Documento fuente:
☆ ☆ ☆
LADY MARY WORTLEY MONTAGU
Casiopea.
Barcelona, 1998. 247 págs.
Las cartas que componen esta edición están escritas entre 1716-1718, el
siglo XVIII acaba de cubrir su primera década y la ilustración está en fase de
expansión. Es ésta una crónica epistolar ilustrada, con la peculiaridad de que
quien la escribe no es Madame de Sevigné desde su boudoir, sino una dama
británica desde diversos escenarios; soleados unos, nevados otros, todos muy alejados
de su lluviosa y húmeda patria. En 1763, un año después del fallecimiento de la
dama, aparecía la primera edición de las Embassy Letters.
Por lo general, la información que proporcionan las
cartas privadas, suele ser cercana, más íntima. Escritas solo para los ojos del
destinatario, abundan en unos temas o se se explayan en otros, más caros al
lector/a de la misiva. Principalmente las cartas de Lady Mary van dirigidas a damas,
pero también hay algunos destinatarios masculinos, a los cuales informa de
detalles distintos a los desarrollados en las cartas a féminas. Entre los
destinatarios femeninos de sus cartas se contaban su hermana (Lady Mar), sus
amigas Jane Smith, Sara Chiswell, Lady Bristol, Anne Thistlethwayte, Lady Rich, Frances Hewet,
la princesa de Gales, y entre los destinatarios masculinos, el poeta Alexander
Pope y el abad Conti. Y hay, curiosamente, unas breves misivas a su esposo, que
nos muestran con pocas pero muy evidentes páginas, cómo era la relación entre
ambos.
Lady Mary es una avanzadilla de la Ilustración hacia Oriente. Mientras
sus aristocráticas congéneres se empolvaban las pelucas, aspiraban rapé y se
desplazaban con rumor de fru-frú por los salones, Lady Mary soñaba con otros
mundos. Sueños que pudo hacer realidad cuando su marido, sir Edward Wortley
Montagu, fue enviado como embajador a Estambul. Quizás otro tipo de dama se
hubiera quedado esperando en Londres, cuidando a su hijito y tomando el té con
sus amistades. Pero Lady Mary, no.
Nacida en 1689, en el lujoso Covent Garden londinense, Mary Pierrepoint
era hija del conde de Kingston. Lord Kingston no se ocupaba apenas de sus
vástagos, pero disponía de una excelente biblioteca, a la que la prodigiosa Mary
pudo acceder, y por su cuenta y riesgo aprendió latín, francés y conoció la
obra de autores como Ovidio o Molière. En edad casadera, no llegó a un acuerdo
con su padre en la elección de marido. En 1712, harta de discutir con su padre,
saltó por la ventana y se fugó con sir Edward Wortley, once años mayor que
ella, de buena planta, rancio abolengo pero pocos fondos y prometedora carrera
política.
Pero en el pecado va la penitencia, porque en breve Mary comprendió que
su elección había sido equivocada. Al año de casados nacía su hijo Edward, y
más tarde, en Estambul, tendría una hija. Una vez cumplidas sus obligaciones
matrimoniales, sir Edward se dedicó en cuerpo y alma a su carrera política y se
desentendió por completo de su esposa e hijos…lo cual era, por otra parte, lo
habitual.
☆ ☆ ☆
(Listados de elementos y regiones)
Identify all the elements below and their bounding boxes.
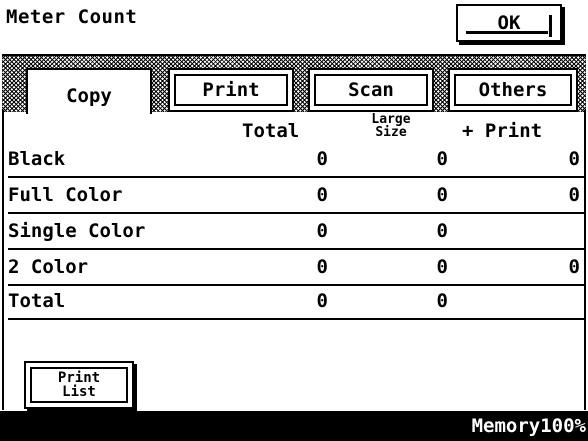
column-header-plus-print: + Print [462,120,543,142]
table-row: Total 0 0 [8,288,584,320]
row-label: Full Color [8,184,123,206]
ok-button-label: OK [497,12,521,34]
tab-scan[interactable]: Scan [308,68,434,112]
row-plus-print-value: 0 [568,148,580,170]
tab-print[interactable]: Print [168,68,294,112]
row-label: Black [8,148,66,170]
table-row: Single Color 0 0 [8,216,584,250]
column-header-total: Total [242,120,300,142]
table-row: Black 0 0 0 [8,144,584,178]
tab-scan-label: Scan [348,79,394,101]
row-total-value: 0 [316,290,328,312]
row-large-size-value: 0 [436,184,448,206]
row-large-size-value: 0 [436,148,448,170]
row-label: Single Color [8,220,146,242]
column-header-large-size: Large Size [371,112,411,140]
tab-bar: Copy Print Scan Others [2,54,586,114]
tab-others[interactable]: Others [448,68,578,112]
status-bar: Memory100% [0,411,588,441]
table-row: 2 Color 0 0 0 [8,252,584,286]
print-list-button[interactable]: Print List [24,361,134,409]
print-list-label: Print List [57,370,101,400]
row-label: Total [8,290,66,312]
row-large-size-value: 0 [436,290,448,312]
row-total-value: 0 [316,220,328,242]
row-label: 2 Color [8,256,89,278]
ok-button[interactable]: OK [456,4,562,42]
row-total-value: 0 [316,256,328,278]
tab-copy-label: Copy [66,85,112,107]
row-large-size-value: 0 [436,256,448,278]
row-plus-print-value: 0 [568,256,580,278]
tab-copy[interactable]: Copy [26,68,152,114]
row-large-size-value: 0 [436,220,448,242]
table-row: Full Color 0 0 0 [8,180,584,214]
row-total-value: 0 [316,184,328,206]
memory-indicator: Memory100% [471,415,586,437]
screen-title: Meter Count [6,6,138,28]
tab-others-label: Others [478,79,548,101]
row-plus-print-value: 0 [568,184,580,206]
tab-print-label: Print [202,79,260,101]
row-total-value: 0 [316,148,328,170]
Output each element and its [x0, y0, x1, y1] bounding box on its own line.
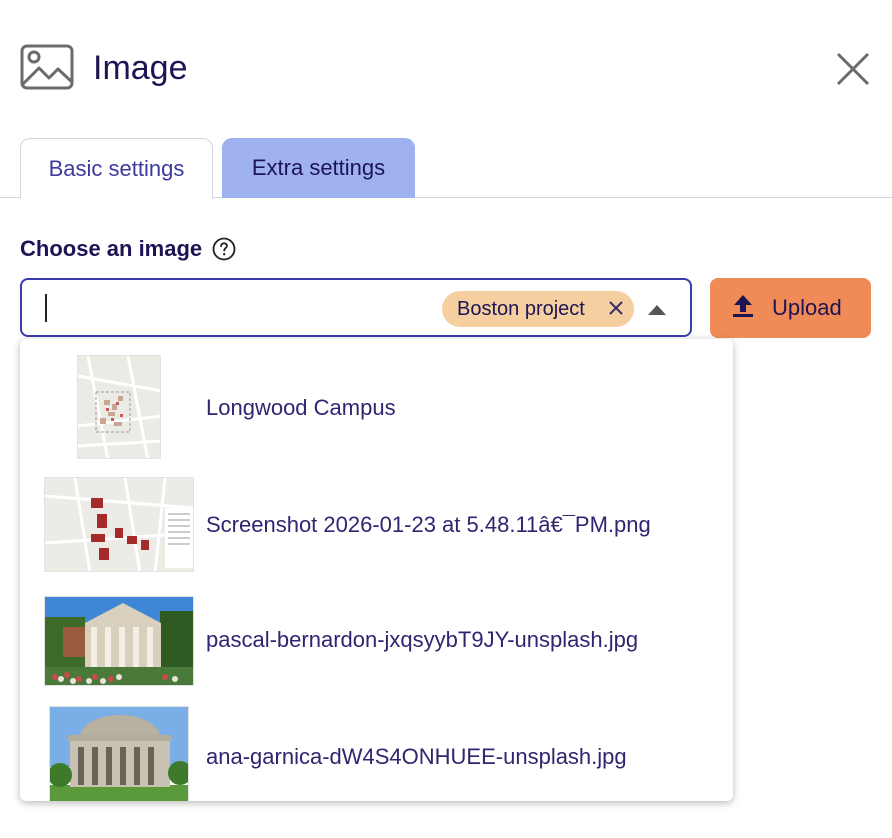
list-item[interactable]: Screenshot 2026-01-23 at 5.48.11â€¯PM.pn… — [20, 464, 733, 579]
settings-tabs: Basic settings Extra settings — [0, 138, 892, 199]
tab-extra-settings[interactable]: Extra settings — [222, 138, 415, 198]
option-label: Screenshot 2026-01-23 at 5.48.11â€¯PM.pn… — [206, 512, 651, 537]
option-label: Longwood Campus — [206, 395, 396, 420]
map-screenshot-thumbnail — [44, 477, 194, 572]
close-icon[interactable] — [608, 300, 624, 316]
image-search-input[interactable] — [42, 290, 442, 326]
option-label: ana-garnica-dW4S4ONHUEE-unsplash.jpg — [206, 744, 627, 769]
caret-up-icon[interactable] — [648, 305, 666, 315]
map-thumbnail — [77, 355, 161, 459]
chip-label: Boston project — [457, 297, 585, 320]
close-icon[interactable] — [836, 52, 870, 86]
choose-image-label: Choose an image — [20, 236, 203, 261]
list-item[interactable]: pascal-bernardon-jxqsyybT9JY-unsplash.jp… — [20, 579, 733, 694]
dome-building-photo-thumbnail — [49, 706, 189, 801]
upload-icon — [733, 295, 753, 317]
tab-basic-settings[interactable]: Basic settings — [20, 138, 213, 199]
dialog-header: Image — [20, 40, 872, 96]
option-label: pascal-bernardon-jxqsyybT9JY-unsplash.jp… — [206, 627, 639, 652]
upload-label: Upload — [772, 295, 842, 320]
image-icon — [20, 44, 74, 90]
filter-chip: Boston project — [442, 291, 634, 327]
help-icon[interactable] — [212, 237, 236, 261]
image-select[interactable]: Boston project — [20, 278, 692, 337]
image-options-list: Longwood Campus Screenshot 2026-01-23 at… — [20, 339, 733, 801]
list-item[interactable]: Longwood Campus — [20, 339, 733, 464]
dialog-title: Image — [93, 49, 188, 87]
building-photo-thumbnail — [44, 596, 194, 686]
text-cursor — [45, 294, 47, 322]
list-item[interactable]: ana-garnica-dW4S4ONHUEE-unsplash.jpg — [20, 694, 733, 801]
upload-button[interactable]: Upload — [710, 278, 871, 338]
☆ ☆ ☆
Qué se pide: ¿Puedes transcribir al pie de la letra el fragmento del texto sobre Lady Mary Wortley Montagu que empieza en "LADY MARY WORTLEY" y sigue hasta "las Embassy Letters."?

Resultado:
LADY MARY WORTLEY MONTAGU
Casiopea.
Barcelona, 1998. 247 págs.
Las cartas que componen esta edición están escritas entre 1716-1718, el
siglo XVIII acaba de cubrir su primera década y la ilustración está en fase de
expansión. Es ésta una crónica epistolar ilustrada, con la peculiaridad de que
quien la escribe no es Madame de Sevigné desde su boudoir, sino una dama
británica desde diversos escenarios; soleados unos, nevados otros, todos muy alejados
de su lluviosa y húmeda patria. En 1763, un año después del fallecimiento de la
dama, aparecía la primera edición de las Embassy Letters.